SUPPLIED MATERIAL:
◇ ◇ ◇

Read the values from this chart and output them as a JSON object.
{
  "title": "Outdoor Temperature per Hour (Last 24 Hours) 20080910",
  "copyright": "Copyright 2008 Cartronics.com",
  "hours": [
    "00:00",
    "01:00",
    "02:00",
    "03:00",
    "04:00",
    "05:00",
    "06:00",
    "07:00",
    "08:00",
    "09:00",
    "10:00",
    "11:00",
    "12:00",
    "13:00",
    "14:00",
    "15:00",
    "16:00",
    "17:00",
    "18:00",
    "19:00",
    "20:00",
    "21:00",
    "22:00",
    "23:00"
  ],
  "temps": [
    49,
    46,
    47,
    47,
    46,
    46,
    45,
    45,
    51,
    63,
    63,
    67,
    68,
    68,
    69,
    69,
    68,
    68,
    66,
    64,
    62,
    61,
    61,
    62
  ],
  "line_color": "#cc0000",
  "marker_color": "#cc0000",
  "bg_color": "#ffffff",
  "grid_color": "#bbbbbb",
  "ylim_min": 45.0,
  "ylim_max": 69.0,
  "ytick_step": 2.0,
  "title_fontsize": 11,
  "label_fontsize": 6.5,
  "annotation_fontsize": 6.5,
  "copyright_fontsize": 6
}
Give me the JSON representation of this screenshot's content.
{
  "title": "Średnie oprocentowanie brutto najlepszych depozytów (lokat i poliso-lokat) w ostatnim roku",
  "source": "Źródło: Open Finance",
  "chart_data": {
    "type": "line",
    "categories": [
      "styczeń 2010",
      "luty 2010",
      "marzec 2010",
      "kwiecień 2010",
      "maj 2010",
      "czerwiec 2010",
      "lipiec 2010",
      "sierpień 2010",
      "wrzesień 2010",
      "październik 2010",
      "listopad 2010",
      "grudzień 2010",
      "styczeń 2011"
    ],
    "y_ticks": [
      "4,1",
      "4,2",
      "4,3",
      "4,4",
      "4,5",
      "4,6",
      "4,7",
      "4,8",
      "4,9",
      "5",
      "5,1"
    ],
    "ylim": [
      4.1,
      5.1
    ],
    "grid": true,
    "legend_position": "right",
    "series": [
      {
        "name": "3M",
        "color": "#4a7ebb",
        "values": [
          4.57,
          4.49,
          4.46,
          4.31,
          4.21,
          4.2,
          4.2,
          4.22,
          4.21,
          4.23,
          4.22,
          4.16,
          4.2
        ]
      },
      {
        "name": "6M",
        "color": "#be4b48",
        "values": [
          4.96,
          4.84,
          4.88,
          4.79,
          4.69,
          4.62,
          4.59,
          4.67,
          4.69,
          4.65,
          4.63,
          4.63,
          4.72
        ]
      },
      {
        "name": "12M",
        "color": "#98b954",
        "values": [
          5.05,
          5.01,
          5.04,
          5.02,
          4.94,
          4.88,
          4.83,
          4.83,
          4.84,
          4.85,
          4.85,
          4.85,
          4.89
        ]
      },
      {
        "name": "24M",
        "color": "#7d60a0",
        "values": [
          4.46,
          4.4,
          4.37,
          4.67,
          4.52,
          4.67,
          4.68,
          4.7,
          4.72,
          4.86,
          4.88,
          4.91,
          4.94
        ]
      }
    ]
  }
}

◇ ◇ ◇

GIVEN INSTRUCTION: Retype every entry word for word.

COMPLETE RESPONSE:
Read the values from this chart and output them as a JSON object.
{
  "title": "Outdoor Temperature per Hour (Last 24 Hours) 20080910",
  "copyright": "Copyright 2008 Cartronics.com",
  "hours": [
    "00:00",
    "01:00",
    "02:00",
    "03:00",
    "04:00",
    "05:00",
    "06:00",
    "07:00",
    "08:00",
    "09:00",
    "10:00",
    "11:00",
    "12:00",
    "13:00",
    "14:00",
    "15:00",
    "16:00",
    "17:00",
    "18:00",
    "19:00",
    "20:00",
    "21:00",
    "22:00",
    "23:00"
  ],
  "temps": [
    49,
    46,
    47,
    47,
    46,
    46,
    45,
    45,
    51,
    63,
    63,
    67,
    68,
    68,
    69,
    69,
    68,
    68,
    66,
    64,
    62,
    61,
    61,
    62
  ],
  "line_color": "#cc0000",
  "marker_color": "#cc0000",
  "bg_color": "#ffffff",
  "grid_color": "#bbbbbb",
  "ylim_min": 45.0,
  "ylim_max": 69.0,
  "ytick_step": 2.0,
  "title_fontsize": 11,
  "label_fontsize": 6.5,
  "annotation_fontsize": 6.5,
  "copyright_fontsize": 6
}
Give me the JSON representation of this screenshot's content.
{
  "title": "Średnie oprocentowanie brutto najlepszych depozytów (lokat i poliso-lokat) w ostatnim roku",
  "source": "Źródło: Open Finance",
  "chart_data": {
    "type": "line",
    "categories": [
      "styczeń 2010",
      "luty 2010",
      "marzec 2010",
      "kwiecień 2010",
      "maj 2010",
      "czerwiec 2010",
      "lipiec 2010",
      "sierpień 2010",
      "wrzesień 2010",
      "październik 2010",
      "listopad 2010",
      "grudzień 2010",
      "styczeń 2011"
    ],
    "y_ticks": [
      "4,1",
      "4,2",
      "4,3",
      "4,4",
      "4,5",
      "4,6",
      "4,7",
      "4,8",
      "4,9",
      "5",
      "5,1"
    ],
    "ylim": [
      4.1,
      5.1
    ],
    "grid": true,
    "legend_position": "right",
    "series": [
      {
        "name": "3M",
        "color": "#4a7ebb",
        "values": [
          4.57,
          4.49,
          4.46,
          4.31,
          4.21,
          4.2,
          4.2,
          4.22,
          4.21,
          4.23,
          4.22,
          4.16,
          4.2
        ]
      },
      {
        "name": "6M",
        "color": "#be4b48",
        "values": [
          4.96,
          4.84,
          4.88,
          4.79,
          4.69,
          4.62,
          4.59,
          4.67,
          4.69,
          4.65,
          4.63,
          4.63,
          4.72
        ]
      },
      {
        "name": "12M",
        "color": "#98b954",
        "values": [
          5.05,
          5.01,
          5.04,
          5.02,
          4.94,
          4.88,
          4.83,
          4.83,
          4.84,
          4.85,
          4.85,
          4.85,
          4.89
        ]
      },
      {
        "name": "24M",
        "color": "#7d60a0",
        "values": [
          4.46,
          4.4,
          4.37,
          4.67,
          4.52,
          4.67,
          4.68,
          4.7,
          4.72,
          4.86,
          4.88,
          4.91,
          4.94
        ]
      }
    ]
  }
}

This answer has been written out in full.